» **Written exercise**:
Type every record exactly as it appears.

[Raw records]
··········
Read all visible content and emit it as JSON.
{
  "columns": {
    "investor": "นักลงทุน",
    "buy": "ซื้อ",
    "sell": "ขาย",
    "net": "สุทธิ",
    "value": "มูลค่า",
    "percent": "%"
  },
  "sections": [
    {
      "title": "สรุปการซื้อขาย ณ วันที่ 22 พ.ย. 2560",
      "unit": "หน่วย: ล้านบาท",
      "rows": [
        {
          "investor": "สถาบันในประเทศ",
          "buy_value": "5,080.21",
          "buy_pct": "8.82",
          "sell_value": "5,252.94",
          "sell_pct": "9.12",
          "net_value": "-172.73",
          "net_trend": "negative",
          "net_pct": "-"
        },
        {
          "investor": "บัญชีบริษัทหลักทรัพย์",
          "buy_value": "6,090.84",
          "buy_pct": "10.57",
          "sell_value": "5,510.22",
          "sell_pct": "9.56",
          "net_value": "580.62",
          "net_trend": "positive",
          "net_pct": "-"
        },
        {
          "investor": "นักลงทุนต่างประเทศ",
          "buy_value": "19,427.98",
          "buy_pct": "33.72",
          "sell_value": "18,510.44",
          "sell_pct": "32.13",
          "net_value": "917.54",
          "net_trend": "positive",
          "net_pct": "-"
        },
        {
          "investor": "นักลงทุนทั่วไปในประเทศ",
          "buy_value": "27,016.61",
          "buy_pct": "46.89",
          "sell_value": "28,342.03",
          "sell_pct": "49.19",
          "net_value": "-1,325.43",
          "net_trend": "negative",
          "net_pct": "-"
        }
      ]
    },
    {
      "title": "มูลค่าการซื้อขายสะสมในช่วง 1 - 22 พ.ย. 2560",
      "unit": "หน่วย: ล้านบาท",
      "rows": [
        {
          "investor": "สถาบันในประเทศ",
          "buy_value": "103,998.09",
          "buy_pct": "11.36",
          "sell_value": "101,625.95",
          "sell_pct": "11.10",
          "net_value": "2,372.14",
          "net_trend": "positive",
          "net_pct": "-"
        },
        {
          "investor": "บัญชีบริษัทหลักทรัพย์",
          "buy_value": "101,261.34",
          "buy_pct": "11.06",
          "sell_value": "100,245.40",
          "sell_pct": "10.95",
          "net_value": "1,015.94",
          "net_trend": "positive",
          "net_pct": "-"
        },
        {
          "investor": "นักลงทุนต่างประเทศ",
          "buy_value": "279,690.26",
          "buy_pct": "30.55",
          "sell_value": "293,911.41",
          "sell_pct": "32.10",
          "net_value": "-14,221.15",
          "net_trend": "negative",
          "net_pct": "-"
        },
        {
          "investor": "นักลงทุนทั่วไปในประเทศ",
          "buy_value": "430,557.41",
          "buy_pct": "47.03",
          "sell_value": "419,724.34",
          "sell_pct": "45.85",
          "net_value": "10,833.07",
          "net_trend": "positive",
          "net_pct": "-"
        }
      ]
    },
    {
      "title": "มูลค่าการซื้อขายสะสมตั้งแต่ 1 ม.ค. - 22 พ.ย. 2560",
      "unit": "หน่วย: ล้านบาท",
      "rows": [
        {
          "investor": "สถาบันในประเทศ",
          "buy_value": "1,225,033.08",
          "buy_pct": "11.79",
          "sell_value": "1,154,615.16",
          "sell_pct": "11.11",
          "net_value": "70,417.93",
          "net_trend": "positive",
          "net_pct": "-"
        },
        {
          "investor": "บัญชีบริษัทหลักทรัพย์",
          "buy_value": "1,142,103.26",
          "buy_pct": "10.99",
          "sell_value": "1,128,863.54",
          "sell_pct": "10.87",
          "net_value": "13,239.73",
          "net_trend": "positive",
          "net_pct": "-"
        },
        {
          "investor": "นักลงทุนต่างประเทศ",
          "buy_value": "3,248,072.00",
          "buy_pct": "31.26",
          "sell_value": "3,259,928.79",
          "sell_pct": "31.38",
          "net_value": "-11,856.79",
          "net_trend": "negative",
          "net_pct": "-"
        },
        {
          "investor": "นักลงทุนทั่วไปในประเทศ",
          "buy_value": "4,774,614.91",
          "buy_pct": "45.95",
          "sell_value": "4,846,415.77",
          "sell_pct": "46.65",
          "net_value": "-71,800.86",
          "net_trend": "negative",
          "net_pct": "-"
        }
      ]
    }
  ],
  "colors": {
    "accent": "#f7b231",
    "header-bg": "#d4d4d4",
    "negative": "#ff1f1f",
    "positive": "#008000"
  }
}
··········
» **Expected answer**:
Read all visible content and emit it as JSON.
{
  "columns": {
    "investor": "นักลงทุน",
    "buy": "ซื้อ",
    "sell": "ขาย",
    "net": "สุทธิ",
    "value": "มูลค่า",
    "percent": "%"
  },
  "sections": [
    {
      "title": "สรุปการซื้อขาย ณ วันที่ 22 พ.ย. 2560",
      "unit": "หน่วย: ล้านบาท",
      "rows": [
        {
          "investor": "สถาบันในประเทศ",
          "buy_value": "5,080.21",
          "buy_pct": "8.82",
          "sell_value": "5,252.94",
          "sell_pct": "9.12",
          "net_value": "-172.73",
          "net_trend": "negative",
          "net_pct": "-"
        },
        {
          "investor": "บัญชีบริษัทหลักทรัพย์",
          "buy_value": "6,090.84",
          "buy_pct": "10.57",
          "sell_value": "5,510.22",
          "sell_pct": "9.56",
          "net_value": "580.62",
          "net_trend": "positive",
          "net_pct": "-"
        },
        {
          "investor": "นักลงทุนต่างประเทศ",
          "buy_value": "19,427.98",
          "buy_pct": "33.72",
          "sell_value": "18,510.44",
          "sell_pct": "32.13",
          "net_value": "917.54",
          "net_trend": "positive",
          "net_pct": "-"
        },
        {
          "investor": "นักลงทุนทั่วไปในประเทศ",
          "buy_value": "27,016.61",
          "buy_pct": "46.89",
          "sell_value": "28,342.03",
          "sell_pct": "49.19",
          "net_value": "-1,325.43",
          "net_trend": "negative",
          "net_pct": "-"
        }
      ]
    },
    {
      "title": "มูลค่าการซื้อขายสะสมในช่วง 1 - 22 พ.ย. 2560",
      "unit": "หน่วย: ล้านบาท",
      "rows": [
        {
          "investor": "สถาบันในประเทศ",
          "buy_value": "103,998.09",
          "buy_pct": "11.36",
          "sell_value": "101,625.95",
          "sell_pct": "11.10",
          "net_value": "2,372.14",
          "net_trend": "positive",
          "net_pct": "-"
        },
        {
          "investor": "บัญชีบริษัทหลักทรัพย์",
          "buy_value": "101,261.34",
          "buy_pct": "11.06",
          "sell_value": "100,245.40",
          "sell_pct": "10.95",
          "net_value": "1,015.94",
          "net_trend": "positive",
          "net_pct": "-"
        },
        {
          "investor": "นักลงทุนต่างประเทศ",
          "buy_value": "279,690.26",
          "buy_pct": "30.55",
          "sell_value": "293,911.41",
          "sell_pct": "32.10",
          "net_value": "-14,221.15",
          "net_trend": "negative",
          "net_pct": "-"
        },
        {
          "investor": "นักลงทุนทั่วไปในประเทศ",
          "buy_value": "430,557.41",
          "buy_pct": "47.03",
          "sell_value": "419,724.34",
          "sell_pct": "45.85",
          "net_value": "10,833.07",
          "net_trend": "positive",
          "net_pct": "-"
        }
      ]
    },
    {
      "title": "มูลค่าการซื้อขายสะสมตั้งแต่ 1 ม.ค. - 22 พ.ย. 2560",
      "unit": "หน่วย: ล้านบาท",
      "rows": [
        {
          "investor": "สถาบันในประเทศ",
          "buy_value": "1,225,033.08",
          "buy_pct": "11.79",
          "sell_value": "1,154,615.16",
          "sell_pct": "11.11",
          "net_value": "70,417.93",
          "net_trend": "positive",
          "net_pct": "-"
        },
        {
          "investor": "บัญชีบริษัทหลักทรัพย์",
          "buy_value": "1,142,103.26",
          "buy_pct": "10.99",
          "sell_value": "1,128,863.54",
          "sell_pct": "10.87",
          "net_value": "13,239.73",
          "net_trend": "positive",
          "net_pct": "-"
        },
        {
          "investor": "นักลงทุนต่างประเทศ",
          "buy_value": "3,248,072.00",
          "buy_pct": "31.26",
          "sell_value": "3,259,928.79",
          "sell_pct": "31.38",
          "net_value": "-11,856.79",
          "net_trend": "negative",
          "net_pct": "-"
        },
        {
          "investor": "นักลงทุนทั่วไปในประเทศ",
          "buy_value": "4,774,614.91",
          "buy_pct": "45.95",
          "sell_value": "4,846,415.77",
          "sell_pct": "46.65",
          "net_value": "-71,800.86",
          "net_trend": "negative",
          "net_pct": "-"
        }
      ]
    }
  ],
  "colors": {
    "accent": "#f7b231",
    "header-bg": "#d4d4d4",
    "negative": "#ff1f1f",
    "positive": "#008000"
  }
}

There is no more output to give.